Entries provided:

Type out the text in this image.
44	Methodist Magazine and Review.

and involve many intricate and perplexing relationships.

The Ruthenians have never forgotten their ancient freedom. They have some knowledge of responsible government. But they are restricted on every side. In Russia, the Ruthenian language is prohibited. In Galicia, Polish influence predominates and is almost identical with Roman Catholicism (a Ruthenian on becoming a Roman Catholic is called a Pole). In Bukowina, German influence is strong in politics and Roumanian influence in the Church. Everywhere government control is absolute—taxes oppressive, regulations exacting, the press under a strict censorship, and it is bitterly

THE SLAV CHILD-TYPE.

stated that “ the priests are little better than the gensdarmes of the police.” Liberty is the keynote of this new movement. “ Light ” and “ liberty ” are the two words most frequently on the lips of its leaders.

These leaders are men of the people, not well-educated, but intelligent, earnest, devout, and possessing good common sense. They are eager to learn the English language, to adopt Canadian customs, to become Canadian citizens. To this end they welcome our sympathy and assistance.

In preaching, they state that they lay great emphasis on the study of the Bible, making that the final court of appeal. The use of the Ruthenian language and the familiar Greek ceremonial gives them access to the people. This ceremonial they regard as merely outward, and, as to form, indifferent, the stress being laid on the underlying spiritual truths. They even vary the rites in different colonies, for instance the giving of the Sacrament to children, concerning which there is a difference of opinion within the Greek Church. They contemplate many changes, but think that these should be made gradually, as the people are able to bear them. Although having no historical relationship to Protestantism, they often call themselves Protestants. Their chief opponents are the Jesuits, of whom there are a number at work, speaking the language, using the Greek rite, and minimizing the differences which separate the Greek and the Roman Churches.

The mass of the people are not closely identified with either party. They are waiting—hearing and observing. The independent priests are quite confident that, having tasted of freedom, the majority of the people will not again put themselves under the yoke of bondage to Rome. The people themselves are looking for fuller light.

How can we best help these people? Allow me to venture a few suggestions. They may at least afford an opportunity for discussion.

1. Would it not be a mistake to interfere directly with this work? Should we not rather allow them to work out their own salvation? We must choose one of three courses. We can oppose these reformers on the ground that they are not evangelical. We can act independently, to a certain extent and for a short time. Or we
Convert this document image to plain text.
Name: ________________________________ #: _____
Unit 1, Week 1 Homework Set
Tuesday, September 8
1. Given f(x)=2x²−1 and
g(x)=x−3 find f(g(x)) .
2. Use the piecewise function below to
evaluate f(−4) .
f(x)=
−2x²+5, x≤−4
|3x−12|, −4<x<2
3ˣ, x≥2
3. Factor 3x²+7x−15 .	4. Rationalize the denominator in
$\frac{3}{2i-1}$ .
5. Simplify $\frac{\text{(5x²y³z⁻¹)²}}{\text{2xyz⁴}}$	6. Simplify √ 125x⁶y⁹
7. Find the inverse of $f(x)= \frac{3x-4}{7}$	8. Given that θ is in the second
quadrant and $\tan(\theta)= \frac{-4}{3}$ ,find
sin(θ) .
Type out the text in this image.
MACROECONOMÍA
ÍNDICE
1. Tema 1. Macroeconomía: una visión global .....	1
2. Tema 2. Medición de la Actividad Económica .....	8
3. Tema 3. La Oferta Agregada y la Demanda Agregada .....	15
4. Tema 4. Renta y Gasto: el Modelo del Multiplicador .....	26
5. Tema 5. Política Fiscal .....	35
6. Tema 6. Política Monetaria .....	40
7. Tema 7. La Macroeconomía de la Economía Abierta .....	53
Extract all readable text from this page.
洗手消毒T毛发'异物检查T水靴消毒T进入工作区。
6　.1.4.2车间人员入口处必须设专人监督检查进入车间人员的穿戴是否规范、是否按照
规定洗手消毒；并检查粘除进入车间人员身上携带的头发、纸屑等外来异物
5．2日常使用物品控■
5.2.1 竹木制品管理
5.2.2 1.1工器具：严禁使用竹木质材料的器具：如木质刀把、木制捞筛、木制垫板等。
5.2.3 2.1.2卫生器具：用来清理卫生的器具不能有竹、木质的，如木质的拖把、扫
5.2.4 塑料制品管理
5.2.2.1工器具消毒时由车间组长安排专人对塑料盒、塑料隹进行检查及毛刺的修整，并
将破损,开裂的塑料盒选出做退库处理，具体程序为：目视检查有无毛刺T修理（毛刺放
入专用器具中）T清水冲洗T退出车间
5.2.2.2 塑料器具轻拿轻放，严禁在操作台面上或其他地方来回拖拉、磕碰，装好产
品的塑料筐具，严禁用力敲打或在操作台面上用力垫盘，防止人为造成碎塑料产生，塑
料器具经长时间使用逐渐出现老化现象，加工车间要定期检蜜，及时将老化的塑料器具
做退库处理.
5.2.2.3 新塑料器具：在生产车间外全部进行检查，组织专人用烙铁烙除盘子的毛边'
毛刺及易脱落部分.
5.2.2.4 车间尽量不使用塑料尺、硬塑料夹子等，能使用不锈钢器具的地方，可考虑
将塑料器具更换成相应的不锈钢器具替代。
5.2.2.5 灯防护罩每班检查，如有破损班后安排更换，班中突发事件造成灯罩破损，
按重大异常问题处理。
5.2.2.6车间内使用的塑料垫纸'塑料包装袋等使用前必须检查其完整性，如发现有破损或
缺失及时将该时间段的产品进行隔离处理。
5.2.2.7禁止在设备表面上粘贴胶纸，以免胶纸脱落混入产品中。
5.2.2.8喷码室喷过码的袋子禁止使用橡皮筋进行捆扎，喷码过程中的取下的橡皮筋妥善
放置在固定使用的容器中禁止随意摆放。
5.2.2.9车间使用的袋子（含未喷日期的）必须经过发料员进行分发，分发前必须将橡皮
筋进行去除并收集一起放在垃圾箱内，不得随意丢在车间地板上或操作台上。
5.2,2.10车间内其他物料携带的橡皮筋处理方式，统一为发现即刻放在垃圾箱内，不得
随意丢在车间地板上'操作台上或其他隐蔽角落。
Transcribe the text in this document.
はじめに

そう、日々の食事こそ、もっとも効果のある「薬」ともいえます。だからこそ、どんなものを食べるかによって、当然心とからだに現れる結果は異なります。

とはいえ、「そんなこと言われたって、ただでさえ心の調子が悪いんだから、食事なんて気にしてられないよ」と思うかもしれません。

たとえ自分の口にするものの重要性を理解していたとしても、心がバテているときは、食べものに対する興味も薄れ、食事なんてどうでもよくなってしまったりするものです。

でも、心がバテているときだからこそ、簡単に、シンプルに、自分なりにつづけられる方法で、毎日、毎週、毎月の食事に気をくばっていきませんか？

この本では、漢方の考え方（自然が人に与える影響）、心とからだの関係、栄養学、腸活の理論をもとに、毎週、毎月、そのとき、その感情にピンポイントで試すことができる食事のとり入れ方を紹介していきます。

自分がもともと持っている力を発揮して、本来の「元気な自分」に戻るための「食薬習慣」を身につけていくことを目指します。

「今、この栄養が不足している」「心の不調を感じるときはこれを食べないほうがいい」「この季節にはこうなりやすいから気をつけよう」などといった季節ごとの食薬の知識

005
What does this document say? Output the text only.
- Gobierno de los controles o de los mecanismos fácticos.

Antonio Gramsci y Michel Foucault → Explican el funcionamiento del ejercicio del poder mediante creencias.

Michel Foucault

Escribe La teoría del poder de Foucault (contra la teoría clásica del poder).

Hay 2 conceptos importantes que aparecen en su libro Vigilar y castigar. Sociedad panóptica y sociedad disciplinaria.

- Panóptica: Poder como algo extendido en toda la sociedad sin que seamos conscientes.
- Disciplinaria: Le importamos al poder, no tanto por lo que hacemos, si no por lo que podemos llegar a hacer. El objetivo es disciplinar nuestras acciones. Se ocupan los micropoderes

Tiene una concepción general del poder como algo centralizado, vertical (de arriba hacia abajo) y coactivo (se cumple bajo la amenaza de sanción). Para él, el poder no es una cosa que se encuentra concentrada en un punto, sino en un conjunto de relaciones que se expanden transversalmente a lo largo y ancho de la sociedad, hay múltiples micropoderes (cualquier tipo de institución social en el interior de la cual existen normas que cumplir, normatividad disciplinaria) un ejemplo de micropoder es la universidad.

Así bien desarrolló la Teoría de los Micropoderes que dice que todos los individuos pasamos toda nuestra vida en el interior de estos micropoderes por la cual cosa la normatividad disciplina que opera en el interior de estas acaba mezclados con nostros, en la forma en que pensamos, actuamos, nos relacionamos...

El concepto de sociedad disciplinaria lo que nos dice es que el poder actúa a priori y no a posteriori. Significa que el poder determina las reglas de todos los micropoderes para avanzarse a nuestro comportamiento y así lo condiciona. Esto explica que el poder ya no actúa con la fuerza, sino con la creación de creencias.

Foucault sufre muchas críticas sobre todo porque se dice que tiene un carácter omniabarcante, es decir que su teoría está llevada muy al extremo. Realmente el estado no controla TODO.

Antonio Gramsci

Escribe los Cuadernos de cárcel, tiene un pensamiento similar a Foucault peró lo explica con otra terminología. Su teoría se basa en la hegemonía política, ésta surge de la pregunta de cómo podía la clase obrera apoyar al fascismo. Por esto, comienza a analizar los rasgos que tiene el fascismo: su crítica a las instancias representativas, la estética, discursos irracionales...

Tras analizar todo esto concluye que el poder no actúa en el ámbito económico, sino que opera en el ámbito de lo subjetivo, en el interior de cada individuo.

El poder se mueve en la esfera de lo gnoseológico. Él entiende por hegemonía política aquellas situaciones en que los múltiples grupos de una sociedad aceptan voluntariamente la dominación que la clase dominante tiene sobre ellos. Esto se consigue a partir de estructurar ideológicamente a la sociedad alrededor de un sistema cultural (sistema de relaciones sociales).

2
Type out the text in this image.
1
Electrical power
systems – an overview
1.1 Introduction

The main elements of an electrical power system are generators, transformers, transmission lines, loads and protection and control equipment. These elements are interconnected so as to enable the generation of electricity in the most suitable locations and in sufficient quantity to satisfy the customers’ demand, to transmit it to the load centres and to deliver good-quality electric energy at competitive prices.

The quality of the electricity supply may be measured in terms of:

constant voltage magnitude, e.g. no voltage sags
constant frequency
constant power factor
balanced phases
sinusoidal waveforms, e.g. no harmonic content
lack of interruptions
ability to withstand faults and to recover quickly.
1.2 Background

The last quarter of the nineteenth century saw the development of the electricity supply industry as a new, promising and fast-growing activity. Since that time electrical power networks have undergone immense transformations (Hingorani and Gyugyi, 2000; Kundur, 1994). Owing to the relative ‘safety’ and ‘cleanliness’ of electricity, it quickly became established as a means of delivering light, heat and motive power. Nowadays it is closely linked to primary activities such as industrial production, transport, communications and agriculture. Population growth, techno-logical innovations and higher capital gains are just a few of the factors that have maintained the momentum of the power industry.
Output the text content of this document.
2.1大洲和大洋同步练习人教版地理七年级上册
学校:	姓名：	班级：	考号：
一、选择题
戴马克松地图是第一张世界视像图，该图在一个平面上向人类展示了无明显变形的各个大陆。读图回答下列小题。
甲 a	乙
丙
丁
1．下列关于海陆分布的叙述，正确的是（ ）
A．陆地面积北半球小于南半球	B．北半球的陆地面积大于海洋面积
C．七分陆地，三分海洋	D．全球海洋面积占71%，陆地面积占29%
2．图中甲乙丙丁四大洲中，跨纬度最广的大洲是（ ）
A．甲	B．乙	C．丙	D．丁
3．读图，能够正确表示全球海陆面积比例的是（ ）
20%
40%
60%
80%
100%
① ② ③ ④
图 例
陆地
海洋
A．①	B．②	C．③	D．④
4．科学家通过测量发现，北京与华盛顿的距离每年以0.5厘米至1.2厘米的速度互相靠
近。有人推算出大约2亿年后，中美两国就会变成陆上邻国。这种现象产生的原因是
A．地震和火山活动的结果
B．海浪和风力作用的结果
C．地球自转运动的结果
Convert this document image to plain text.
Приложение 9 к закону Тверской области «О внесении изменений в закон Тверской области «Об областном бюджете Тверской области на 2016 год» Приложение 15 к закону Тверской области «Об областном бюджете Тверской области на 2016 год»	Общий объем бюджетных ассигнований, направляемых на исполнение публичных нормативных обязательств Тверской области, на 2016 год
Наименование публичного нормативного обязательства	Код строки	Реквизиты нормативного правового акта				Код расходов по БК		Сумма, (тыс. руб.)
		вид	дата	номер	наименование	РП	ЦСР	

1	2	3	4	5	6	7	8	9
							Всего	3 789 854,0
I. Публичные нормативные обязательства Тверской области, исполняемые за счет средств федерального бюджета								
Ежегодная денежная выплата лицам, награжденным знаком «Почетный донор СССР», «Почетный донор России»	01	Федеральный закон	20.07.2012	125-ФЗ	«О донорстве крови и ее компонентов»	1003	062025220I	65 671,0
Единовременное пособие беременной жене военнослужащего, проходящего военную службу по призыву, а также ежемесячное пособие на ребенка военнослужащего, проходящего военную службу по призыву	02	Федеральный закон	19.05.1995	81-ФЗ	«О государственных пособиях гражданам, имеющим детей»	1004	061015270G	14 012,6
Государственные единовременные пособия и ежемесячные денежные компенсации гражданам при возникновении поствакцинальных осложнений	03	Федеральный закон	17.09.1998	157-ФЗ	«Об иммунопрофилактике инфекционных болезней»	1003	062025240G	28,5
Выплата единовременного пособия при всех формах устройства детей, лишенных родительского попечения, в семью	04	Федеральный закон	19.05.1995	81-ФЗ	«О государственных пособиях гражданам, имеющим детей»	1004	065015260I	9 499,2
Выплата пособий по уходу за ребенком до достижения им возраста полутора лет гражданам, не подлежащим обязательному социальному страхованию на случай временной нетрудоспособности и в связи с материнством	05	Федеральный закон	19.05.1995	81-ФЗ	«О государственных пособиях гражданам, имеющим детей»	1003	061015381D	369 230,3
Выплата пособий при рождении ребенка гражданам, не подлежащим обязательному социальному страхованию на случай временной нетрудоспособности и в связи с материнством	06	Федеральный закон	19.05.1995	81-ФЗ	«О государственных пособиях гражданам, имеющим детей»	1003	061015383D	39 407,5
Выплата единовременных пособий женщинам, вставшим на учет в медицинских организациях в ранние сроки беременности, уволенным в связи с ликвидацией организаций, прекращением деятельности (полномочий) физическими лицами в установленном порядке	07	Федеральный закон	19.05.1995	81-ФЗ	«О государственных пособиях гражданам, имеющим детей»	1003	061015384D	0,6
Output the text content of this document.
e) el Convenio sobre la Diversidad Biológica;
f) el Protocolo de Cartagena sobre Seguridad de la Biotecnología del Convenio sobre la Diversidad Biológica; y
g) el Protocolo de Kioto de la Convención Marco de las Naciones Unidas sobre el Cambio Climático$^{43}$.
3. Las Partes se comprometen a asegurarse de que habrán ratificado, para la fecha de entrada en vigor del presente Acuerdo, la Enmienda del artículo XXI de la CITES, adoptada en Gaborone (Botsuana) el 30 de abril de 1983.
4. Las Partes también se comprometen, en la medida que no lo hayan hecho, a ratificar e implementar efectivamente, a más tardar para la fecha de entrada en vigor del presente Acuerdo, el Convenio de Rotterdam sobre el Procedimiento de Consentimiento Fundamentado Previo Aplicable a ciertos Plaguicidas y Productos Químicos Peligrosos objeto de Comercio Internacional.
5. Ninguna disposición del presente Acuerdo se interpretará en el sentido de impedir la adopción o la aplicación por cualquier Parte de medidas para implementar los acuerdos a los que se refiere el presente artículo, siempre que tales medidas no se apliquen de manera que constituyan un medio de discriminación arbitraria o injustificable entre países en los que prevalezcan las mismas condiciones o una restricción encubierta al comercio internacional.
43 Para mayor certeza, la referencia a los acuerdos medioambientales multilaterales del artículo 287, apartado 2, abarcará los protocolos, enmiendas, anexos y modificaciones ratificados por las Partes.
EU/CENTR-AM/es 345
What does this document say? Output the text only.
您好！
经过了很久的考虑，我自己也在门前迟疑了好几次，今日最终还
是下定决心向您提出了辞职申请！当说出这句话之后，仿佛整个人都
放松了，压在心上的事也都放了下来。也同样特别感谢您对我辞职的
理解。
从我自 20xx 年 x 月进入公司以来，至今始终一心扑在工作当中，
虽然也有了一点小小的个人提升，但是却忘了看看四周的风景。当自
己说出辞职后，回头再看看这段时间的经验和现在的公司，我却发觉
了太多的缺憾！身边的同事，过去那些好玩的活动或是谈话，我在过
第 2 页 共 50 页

What to work on:
Count how many lines of the listing above include "обязательства" and report that number alone.

Written solution:
2